**INSTRUCTIONS FOR THE TASK:** Transcribe the listing in full, excluding any pictures.

**THE DATA:**
____________________
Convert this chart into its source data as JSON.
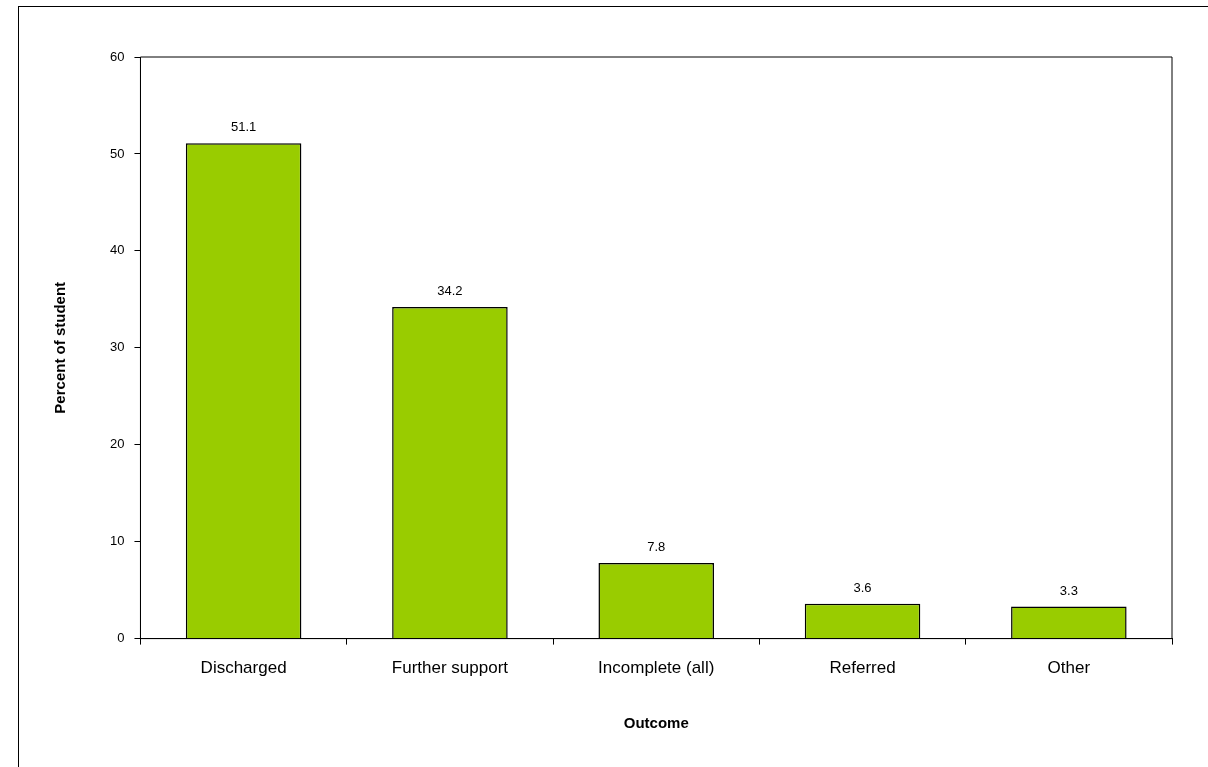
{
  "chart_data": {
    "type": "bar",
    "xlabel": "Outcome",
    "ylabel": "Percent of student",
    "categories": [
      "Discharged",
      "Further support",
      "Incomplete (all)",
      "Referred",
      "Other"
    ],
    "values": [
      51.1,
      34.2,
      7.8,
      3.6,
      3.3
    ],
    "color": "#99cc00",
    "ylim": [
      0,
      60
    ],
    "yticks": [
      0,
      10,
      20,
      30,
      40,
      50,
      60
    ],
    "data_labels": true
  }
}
____________________
**ANSWER TO THE EXERCISE:**
Convert this chart into its source data as JSON.
{
  "chart_data": {
    "type": "bar",
    "xlabel": "Outcome",
    "ylabel": "Percent of student",
    "categories": [
      "Discharged",
      "Further support",
      "Incomplete (all)",
      "Referred",
      "Other"
    ],
    "values": [
      51.1,
      34.2,
      7.8,
      3.6,
      3.3
    ],
    "color": "#99cc00",
    "ylim": [
      0,
      60
    ],
    "yticks": [
      0,
      10,
      20,
      30,
      40,
      50,
      60
    ],
    "data_labels": true
  }
}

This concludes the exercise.